* start Provided entries *
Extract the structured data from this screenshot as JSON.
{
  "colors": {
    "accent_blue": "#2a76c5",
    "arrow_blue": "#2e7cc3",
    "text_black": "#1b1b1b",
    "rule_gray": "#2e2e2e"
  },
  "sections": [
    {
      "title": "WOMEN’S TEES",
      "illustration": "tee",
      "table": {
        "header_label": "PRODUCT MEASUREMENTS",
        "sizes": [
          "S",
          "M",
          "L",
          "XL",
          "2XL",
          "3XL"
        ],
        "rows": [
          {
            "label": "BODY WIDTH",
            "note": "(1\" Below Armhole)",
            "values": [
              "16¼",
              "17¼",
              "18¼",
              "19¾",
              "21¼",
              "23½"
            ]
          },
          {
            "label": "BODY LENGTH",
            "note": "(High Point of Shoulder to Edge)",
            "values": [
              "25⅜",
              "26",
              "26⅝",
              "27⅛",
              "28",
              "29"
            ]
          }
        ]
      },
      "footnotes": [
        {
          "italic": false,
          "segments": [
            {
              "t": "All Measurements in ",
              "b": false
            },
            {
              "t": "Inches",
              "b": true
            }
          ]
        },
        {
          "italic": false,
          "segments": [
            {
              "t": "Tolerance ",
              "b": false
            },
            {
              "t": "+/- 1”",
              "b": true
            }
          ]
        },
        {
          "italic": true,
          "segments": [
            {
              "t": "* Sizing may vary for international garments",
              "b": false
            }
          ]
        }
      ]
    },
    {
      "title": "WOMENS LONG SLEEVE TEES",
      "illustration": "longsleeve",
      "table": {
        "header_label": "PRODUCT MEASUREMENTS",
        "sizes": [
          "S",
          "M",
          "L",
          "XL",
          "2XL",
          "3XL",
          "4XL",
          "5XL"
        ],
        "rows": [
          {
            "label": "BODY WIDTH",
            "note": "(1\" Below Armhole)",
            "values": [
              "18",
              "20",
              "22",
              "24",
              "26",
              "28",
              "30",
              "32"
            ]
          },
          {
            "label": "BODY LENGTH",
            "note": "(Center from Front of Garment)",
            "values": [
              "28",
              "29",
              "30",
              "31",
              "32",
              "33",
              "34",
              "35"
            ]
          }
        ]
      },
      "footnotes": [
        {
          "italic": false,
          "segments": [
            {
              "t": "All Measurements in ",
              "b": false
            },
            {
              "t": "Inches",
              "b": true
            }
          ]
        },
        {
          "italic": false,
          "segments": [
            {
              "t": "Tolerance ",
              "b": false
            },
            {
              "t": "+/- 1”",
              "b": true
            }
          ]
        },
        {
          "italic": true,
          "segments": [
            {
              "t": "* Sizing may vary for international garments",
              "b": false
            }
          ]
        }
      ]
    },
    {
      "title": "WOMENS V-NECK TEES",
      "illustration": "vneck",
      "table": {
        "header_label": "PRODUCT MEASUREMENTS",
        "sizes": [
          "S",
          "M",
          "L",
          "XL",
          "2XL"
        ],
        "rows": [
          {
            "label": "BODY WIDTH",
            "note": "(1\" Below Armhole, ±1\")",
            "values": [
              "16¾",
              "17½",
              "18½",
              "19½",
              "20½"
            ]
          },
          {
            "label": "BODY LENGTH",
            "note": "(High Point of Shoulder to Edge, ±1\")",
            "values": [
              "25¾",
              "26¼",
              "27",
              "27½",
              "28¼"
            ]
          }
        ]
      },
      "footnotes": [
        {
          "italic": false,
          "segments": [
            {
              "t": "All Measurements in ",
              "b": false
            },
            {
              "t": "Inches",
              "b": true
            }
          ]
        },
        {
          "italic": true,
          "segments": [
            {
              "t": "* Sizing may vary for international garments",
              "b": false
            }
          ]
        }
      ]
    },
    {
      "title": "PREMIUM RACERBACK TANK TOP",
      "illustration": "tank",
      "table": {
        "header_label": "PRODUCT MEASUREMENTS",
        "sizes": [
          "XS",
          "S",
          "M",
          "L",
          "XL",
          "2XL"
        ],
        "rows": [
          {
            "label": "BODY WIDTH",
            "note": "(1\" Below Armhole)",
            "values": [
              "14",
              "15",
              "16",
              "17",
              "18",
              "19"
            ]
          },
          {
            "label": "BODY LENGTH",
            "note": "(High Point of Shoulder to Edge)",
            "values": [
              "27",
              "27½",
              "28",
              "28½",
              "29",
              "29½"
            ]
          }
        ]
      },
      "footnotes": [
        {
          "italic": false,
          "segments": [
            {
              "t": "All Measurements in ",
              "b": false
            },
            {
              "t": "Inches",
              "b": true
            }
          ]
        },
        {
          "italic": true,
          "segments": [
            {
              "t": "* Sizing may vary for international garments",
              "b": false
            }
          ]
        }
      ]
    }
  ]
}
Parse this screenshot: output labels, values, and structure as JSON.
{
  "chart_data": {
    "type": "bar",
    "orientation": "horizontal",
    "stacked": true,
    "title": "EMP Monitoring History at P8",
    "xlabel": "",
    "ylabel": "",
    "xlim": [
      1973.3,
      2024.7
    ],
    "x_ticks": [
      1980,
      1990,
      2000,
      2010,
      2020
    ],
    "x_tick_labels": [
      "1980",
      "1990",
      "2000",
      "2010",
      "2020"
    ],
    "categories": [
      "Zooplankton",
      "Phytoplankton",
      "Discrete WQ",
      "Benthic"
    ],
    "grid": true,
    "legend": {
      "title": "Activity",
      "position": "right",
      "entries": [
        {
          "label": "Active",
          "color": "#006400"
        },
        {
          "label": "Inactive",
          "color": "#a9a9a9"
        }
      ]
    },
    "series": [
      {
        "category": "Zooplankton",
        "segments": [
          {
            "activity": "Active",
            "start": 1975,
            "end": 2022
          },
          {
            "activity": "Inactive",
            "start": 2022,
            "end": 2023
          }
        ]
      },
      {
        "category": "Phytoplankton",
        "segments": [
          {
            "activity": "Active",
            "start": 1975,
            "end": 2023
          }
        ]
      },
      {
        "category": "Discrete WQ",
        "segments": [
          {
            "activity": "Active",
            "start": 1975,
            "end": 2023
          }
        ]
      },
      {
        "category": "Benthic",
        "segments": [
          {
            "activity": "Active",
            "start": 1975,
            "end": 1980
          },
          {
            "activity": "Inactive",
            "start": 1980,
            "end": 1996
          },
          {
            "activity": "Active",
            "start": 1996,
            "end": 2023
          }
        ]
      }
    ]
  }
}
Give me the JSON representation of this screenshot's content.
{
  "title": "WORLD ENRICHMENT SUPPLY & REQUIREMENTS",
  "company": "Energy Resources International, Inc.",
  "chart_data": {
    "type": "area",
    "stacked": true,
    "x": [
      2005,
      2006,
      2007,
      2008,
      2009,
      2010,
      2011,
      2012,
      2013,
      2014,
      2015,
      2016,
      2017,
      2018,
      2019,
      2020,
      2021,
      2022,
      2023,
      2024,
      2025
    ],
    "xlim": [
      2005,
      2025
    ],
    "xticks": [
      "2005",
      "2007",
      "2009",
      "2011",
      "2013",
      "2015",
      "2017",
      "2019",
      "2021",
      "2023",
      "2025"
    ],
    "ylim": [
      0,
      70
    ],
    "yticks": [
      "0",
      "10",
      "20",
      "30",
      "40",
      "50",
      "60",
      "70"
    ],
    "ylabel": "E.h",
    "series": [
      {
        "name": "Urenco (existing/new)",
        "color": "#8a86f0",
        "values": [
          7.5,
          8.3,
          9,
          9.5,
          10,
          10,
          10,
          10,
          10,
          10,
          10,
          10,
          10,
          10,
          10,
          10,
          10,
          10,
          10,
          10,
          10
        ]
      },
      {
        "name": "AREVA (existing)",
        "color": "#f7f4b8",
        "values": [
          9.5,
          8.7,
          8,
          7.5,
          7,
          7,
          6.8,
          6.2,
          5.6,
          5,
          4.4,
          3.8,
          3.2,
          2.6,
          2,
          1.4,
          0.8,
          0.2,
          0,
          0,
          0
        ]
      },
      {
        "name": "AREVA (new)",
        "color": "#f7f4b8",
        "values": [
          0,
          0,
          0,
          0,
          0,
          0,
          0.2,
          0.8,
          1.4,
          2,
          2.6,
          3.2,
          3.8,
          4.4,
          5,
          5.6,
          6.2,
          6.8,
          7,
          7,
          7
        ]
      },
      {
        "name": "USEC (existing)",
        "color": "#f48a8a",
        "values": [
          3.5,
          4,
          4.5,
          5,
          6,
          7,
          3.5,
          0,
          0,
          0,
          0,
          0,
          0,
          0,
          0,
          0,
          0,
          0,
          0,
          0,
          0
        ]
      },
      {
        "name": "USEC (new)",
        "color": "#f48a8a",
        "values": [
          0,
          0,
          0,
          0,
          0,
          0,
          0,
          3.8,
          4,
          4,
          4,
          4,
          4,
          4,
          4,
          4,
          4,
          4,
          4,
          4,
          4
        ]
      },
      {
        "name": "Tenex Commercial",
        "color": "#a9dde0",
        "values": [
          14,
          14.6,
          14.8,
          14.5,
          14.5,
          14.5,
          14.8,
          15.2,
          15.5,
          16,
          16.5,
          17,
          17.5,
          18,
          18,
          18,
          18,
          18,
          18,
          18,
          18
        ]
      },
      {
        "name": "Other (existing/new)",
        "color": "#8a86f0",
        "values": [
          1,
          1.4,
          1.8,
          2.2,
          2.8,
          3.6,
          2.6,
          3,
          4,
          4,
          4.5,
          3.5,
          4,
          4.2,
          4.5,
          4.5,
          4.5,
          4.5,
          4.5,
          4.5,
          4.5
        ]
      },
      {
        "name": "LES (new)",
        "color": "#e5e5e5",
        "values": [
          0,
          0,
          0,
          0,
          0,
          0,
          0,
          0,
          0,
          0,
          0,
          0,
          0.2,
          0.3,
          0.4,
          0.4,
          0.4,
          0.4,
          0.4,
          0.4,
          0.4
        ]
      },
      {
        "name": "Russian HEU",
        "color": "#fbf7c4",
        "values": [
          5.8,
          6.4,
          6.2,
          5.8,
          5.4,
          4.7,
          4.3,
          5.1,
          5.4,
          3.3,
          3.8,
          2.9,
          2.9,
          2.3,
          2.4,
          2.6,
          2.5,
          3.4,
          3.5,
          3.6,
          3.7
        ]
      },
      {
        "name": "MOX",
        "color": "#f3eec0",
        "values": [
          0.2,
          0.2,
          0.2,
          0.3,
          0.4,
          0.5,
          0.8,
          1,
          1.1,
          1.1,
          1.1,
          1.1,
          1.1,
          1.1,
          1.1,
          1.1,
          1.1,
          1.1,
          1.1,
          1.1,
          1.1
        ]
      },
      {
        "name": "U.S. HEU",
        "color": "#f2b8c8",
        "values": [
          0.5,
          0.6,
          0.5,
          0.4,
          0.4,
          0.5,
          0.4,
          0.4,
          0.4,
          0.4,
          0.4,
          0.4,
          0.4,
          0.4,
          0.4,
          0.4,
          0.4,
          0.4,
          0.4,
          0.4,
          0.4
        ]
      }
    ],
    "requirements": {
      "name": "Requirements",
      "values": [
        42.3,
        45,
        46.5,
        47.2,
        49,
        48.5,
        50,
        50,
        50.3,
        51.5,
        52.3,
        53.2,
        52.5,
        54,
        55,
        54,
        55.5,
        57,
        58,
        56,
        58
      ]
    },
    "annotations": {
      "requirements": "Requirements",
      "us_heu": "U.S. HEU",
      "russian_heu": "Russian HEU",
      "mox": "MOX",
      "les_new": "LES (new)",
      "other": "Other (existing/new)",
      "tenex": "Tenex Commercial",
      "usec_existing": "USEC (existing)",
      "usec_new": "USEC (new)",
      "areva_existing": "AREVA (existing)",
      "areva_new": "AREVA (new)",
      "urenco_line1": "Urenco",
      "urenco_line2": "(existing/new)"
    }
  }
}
* end Provided entries *
Problem statement:
Pull every line containing "WOMENS" out of the data above.

Expected answer:
      "title": "WOMENS LONG SLEEVE TEES",
      "title": "WOMENS V-NECK TEES",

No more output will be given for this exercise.